## start RECORD SET

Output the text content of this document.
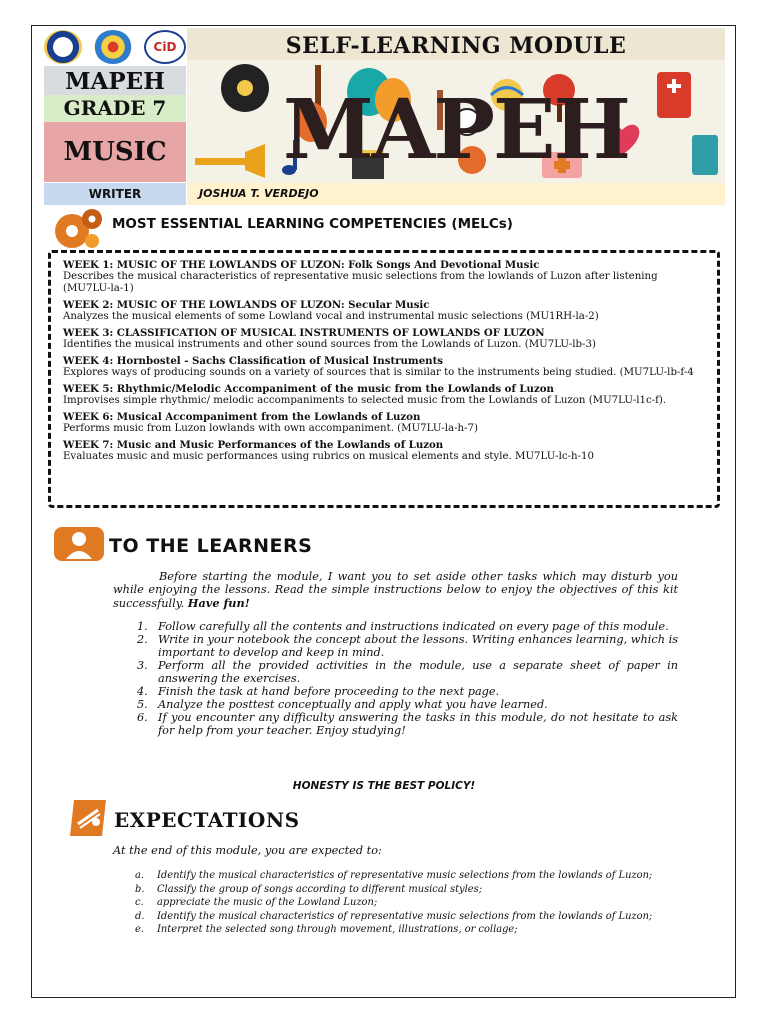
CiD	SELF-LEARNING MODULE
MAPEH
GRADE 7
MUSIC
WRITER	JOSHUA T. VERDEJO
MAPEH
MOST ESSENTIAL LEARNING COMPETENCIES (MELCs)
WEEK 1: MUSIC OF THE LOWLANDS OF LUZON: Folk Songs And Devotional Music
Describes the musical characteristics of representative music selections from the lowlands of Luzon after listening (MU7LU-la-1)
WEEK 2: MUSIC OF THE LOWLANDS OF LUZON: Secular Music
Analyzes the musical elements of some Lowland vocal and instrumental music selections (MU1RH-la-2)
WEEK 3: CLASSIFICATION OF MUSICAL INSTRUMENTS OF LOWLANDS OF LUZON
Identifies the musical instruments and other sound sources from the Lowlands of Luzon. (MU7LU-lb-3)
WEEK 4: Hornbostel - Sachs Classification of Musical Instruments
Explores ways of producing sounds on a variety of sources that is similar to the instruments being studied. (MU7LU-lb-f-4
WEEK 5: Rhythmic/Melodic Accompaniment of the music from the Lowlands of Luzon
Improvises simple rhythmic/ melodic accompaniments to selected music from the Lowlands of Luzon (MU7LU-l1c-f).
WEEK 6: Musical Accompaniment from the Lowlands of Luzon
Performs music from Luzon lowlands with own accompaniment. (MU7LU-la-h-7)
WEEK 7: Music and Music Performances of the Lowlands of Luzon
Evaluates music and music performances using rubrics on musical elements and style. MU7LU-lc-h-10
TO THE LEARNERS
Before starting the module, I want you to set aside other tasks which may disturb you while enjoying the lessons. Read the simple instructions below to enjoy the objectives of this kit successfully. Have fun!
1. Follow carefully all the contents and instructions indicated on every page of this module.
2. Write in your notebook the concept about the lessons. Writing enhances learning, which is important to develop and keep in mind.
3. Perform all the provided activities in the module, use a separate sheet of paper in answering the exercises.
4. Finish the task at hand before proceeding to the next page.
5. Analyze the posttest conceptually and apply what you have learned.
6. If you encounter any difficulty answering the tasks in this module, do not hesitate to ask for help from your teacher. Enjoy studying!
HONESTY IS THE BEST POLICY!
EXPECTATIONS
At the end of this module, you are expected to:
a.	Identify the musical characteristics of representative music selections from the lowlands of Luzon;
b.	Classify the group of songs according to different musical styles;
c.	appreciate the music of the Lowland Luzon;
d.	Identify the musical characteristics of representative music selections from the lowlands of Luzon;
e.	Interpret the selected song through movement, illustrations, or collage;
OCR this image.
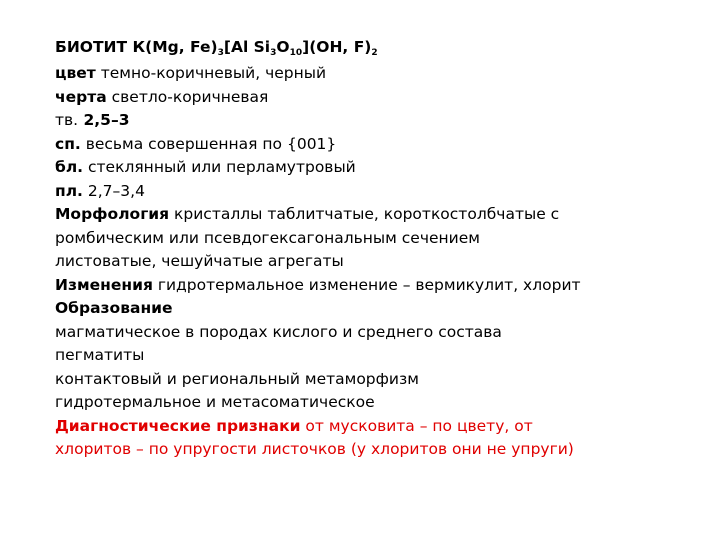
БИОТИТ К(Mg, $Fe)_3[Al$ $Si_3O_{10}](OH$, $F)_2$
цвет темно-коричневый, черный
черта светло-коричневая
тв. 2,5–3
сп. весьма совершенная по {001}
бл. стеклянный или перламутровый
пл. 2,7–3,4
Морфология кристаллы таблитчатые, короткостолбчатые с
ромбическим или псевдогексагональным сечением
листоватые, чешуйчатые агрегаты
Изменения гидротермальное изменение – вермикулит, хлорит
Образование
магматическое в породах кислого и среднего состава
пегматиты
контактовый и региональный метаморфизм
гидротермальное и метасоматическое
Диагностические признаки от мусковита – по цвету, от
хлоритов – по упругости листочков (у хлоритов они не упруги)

## end RECORD SET
## start RECORD SET

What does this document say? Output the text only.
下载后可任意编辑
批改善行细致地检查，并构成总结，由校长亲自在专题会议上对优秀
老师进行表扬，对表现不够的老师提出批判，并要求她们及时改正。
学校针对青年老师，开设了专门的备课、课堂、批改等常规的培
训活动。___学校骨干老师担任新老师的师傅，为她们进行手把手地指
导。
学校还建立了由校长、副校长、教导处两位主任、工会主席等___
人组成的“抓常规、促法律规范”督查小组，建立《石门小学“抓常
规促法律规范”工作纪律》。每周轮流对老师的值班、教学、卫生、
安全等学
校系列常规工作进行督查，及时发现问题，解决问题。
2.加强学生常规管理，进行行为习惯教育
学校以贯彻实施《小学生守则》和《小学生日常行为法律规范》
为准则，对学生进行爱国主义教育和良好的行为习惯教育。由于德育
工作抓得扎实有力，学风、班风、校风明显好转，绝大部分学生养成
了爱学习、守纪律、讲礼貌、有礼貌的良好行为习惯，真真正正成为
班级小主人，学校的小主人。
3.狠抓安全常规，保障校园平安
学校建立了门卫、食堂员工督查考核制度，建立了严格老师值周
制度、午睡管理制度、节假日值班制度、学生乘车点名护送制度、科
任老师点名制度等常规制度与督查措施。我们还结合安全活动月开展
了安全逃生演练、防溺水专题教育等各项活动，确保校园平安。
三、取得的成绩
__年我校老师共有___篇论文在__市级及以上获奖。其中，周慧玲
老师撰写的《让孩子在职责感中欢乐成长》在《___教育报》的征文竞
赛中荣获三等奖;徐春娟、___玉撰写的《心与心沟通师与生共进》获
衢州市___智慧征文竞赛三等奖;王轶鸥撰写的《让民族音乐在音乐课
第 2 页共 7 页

## end RECORD SET

Across the material above, how many lines include the string "tasks"? Only the number is wanted.

2